Exercise :: Extract each line below that contains the word "step", copying it without changes.

═════ Input records ═════

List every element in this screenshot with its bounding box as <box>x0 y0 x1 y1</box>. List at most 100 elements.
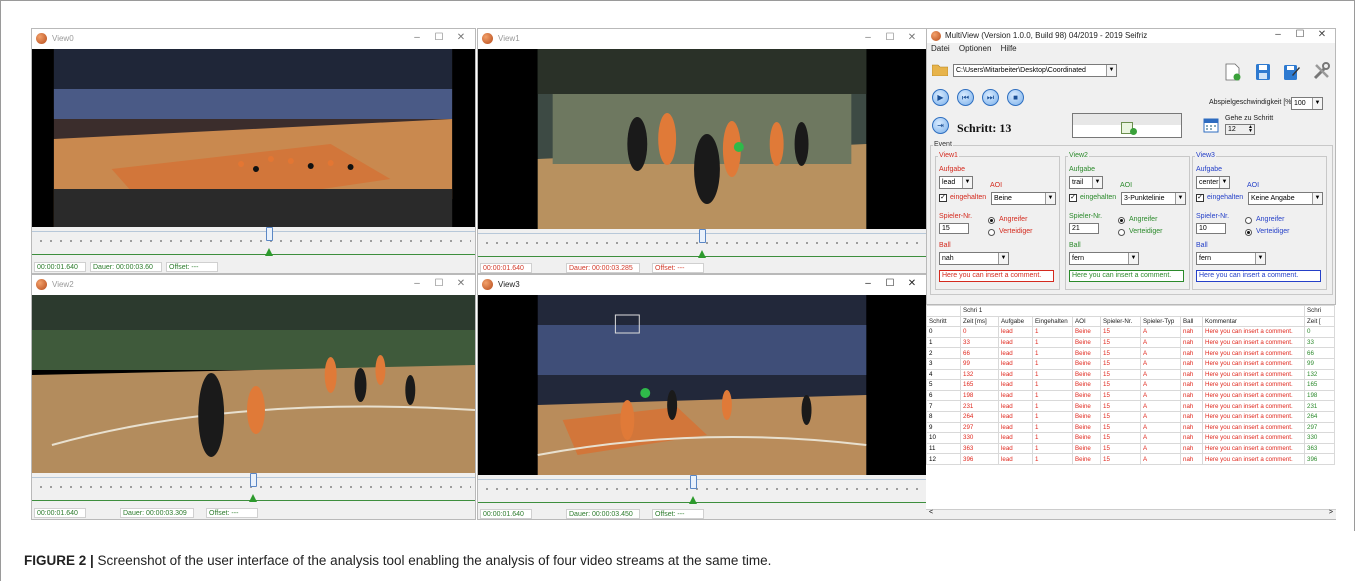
chevron-down-icon[interactable]: ▼ <box>1128 253 1138 264</box>
table-cell[interactable]: 1 <box>1032 421 1073 434</box>
view3-video[interactable] <box>478 295 926 475</box>
timeline-thumb[interactable] <box>690 475 697 489</box>
calendar-icon[interactable] <box>1203 117 1219 133</box>
table-cell[interactable]: 198 <box>960 389 999 402</box>
table-cell[interactable]: Here you can insert a comment. <box>1202 442 1305 455</box>
table-row[interactable]: 11 363 lead 1 Beine 15 Anah Here you can insert… <box>926 442 1335 455</box>
eingehalten-checkbox[interactable]: ✓ <box>1069 194 1077 202</box>
view2-timeline[interactable] <box>32 473 475 507</box>
table-cell[interactable]: nah <box>1180 421 1203 434</box>
table-cell[interactable]: Beine <box>1072 432 1101 444</box>
view1-video[interactable] <box>478 49 926 229</box>
stop-button[interactable]: ■ <box>1007 89 1024 106</box>
table-row[interactable]: 2 66 lead 1 Beine 15 Anah Here you can insert a… <box>926 347 1335 359</box>
chevron-down-icon[interactable]: ▼ <box>1106 65 1116 76</box>
table-cell[interactable]: Here you can insert a comment. <box>1202 379 1305 391</box>
table-cell[interactable]: nah <box>1180 368 1203 381</box>
table-cell[interactable]: 15 <box>1100 389 1141 402</box>
table-cell[interactable]: A <box>1140 421 1181 434</box>
table-cell[interactable]: lead <box>998 442 1033 455</box>
table-cell[interactable]: 15 <box>1100 368 1141 381</box>
aoi-select[interactable]: 3-Punktelinie ▼ <box>1121 192 1186 205</box>
view0-timeline[interactable] <box>32 227 475 261</box>
table-row[interactable]: 10 330 lead 1 Beine 15 Anah Here you can insert… <box>926 432 1335 444</box>
table-cell[interactable]: 165 <box>1304 379 1335 391</box>
minimize-button[interactable]: – <box>407 32 427 43</box>
close-button[interactable]: ✕ <box>451 32 471 43</box>
table-cell[interactable]: Beine <box>1072 336 1101 349</box>
table-row[interactable]: 0 0 lead 1 Beine 15 Anah Here you can insert a … <box>926 326 1335 338</box>
column-header[interactable]: Zeit [ <box>1304 315 1335 328</box>
table-cell[interactable]: 1 <box>1032 357 1073 370</box>
table-cell[interactable]: 10 <box>926 432 961 444</box>
table-cell[interactable]: 1 <box>1032 453 1073 465</box>
table-cell[interactable]: lead <box>998 400 1033 412</box>
table-cell[interactable]: lead <box>998 368 1033 381</box>
table-cell[interactable]: 165 <box>960 379 999 391</box>
table-cell[interactable]: nah <box>1180 326 1203 338</box>
table-cell[interactable]: A <box>1140 368 1181 381</box>
column-header[interactable]: Kommentar <box>1202 315 1305 328</box>
table-cell[interactable]: 1 <box>1032 432 1073 444</box>
table-cell[interactable]: A <box>1140 326 1181 338</box>
table-cell[interactable]: A <box>1140 442 1181 455</box>
table-cell[interactable]: nah <box>1180 389 1203 402</box>
aufgabe-select[interactable]: lead ▼ <box>939 176 973 189</box>
table-cell[interactable]: 330 <box>960 432 999 444</box>
table-cell[interactable]: Beine <box>1072 410 1101 423</box>
table-cell[interactable]: 15 <box>1100 400 1141 412</box>
goto-step-input[interactable]: 12 ▲ ▼ <box>1225 124 1255 135</box>
table-cell[interactable]: 1 <box>1032 347 1073 359</box>
minimize-button[interactable]: – <box>858 278 878 289</box>
column-header[interactable]: AOI <box>1072 315 1101 328</box>
offset-marker[interactable] <box>698 250 706 258</box>
table-cell[interactable]: Beine <box>1072 357 1101 370</box>
menu-hilfe[interactable]: Hilfe <box>1001 44 1017 53</box>
table-cell[interactable]: 11 <box>926 442 961 455</box>
table-row[interactable]: 5 165 lead 1 Beine 15 Anah Here you can insert … <box>926 379 1335 391</box>
table-cell[interactable]: 0 <box>960 326 999 338</box>
table-cell[interactable]: Beine <box>1072 347 1101 359</box>
table-cell[interactable]: 1 <box>1032 379 1073 391</box>
view0-video[interactable] <box>32 49 475 227</box>
spieler-nr-input[interactable]: 21 <box>1069 223 1099 234</box>
table-row[interactable]: 4 132 lead 1 Beine 15 Anah Here you can insert … <box>926 368 1335 381</box>
table-cell[interactable]: nah <box>1180 432 1203 444</box>
table-cell[interactable]: 15 <box>1100 336 1141 349</box>
table-cell[interactable]: A <box>1140 347 1181 359</box>
table-cell[interactable]: 99 <box>1304 357 1335 370</box>
table-cell[interactable]: 264 <box>1304 410 1335 423</box>
ball-select[interactable]: nah ▼ <box>939 252 1009 265</box>
table-cell[interactable]: A <box>1140 410 1181 423</box>
table-row[interactable]: 8 264 lead 1 Beine 15 Anah Here you can insert … <box>926 410 1335 423</box>
table-cell[interactable]: 1 <box>1032 336 1073 349</box>
table-cell[interactable]: lead <box>998 326 1033 338</box>
table-cell[interactable]: 15 <box>1100 442 1141 455</box>
folder-icon[interactable] <box>931 63 949 77</box>
close-button[interactable]: ✕ <box>1313 29 1331 40</box>
table-cell[interactable]: Here you can insert a comment. <box>1202 357 1305 370</box>
table-row[interactable]: 3 99 lead 1 Beine 15 Anah Here you can insert a… <box>926 357 1335 370</box>
aufgabe-select[interactable]: trail ▼ <box>1069 176 1103 189</box>
view1-timeline[interactable] <box>478 229 926 263</box>
chevron-down-icon[interactable]: ▼ <box>1092 177 1102 188</box>
aoi-select[interactable]: Beine ▼ <box>991 192 1056 205</box>
column-header[interactable]: Schritt <box>926 315 961 328</box>
table-cell[interactable]: lead <box>998 336 1033 349</box>
add-step-button[interactable] <box>1072 113 1182 138</box>
table-cell[interactable]: 12 <box>926 453 961 465</box>
table-cell[interactable]: 264 <box>960 410 999 423</box>
table-cell[interactable]: Here you can insert a comment. <box>1202 326 1305 338</box>
table-cell[interactable]: nah <box>1180 336 1203 349</box>
spinner-icon[interactable]: ▲ ▼ <box>1248 125 1253 134</box>
comment-input[interactable]: Here you can insert a comment. <box>1196 270 1321 282</box>
scroll-left-icon[interactable]: < <box>929 509 933 516</box>
chevron-down-icon[interactable]: ▼ <box>962 177 972 188</box>
close-button[interactable]: ✕ <box>902 278 922 289</box>
table-cell[interactable]: 396 <box>960 453 999 465</box>
view3-timeline[interactable] <box>478 475 926 509</box>
chevron-down-icon[interactable]: ▼ <box>1045 193 1055 204</box>
table-cell[interactable]: 33 <box>960 336 999 349</box>
minimize-button[interactable]: – <box>858 32 878 43</box>
table-row[interactable]: 12 396 lead 1 Beine 15 Anah Here you can insert… <box>926 453 1335 465</box>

═════

Reply to the exercise ::
goto-step-input[interactable]: 12 ▲ ▼ <box>1225 124 1255 135</box>
add-step-button[interactable] <box>1072 113 1182 138</box>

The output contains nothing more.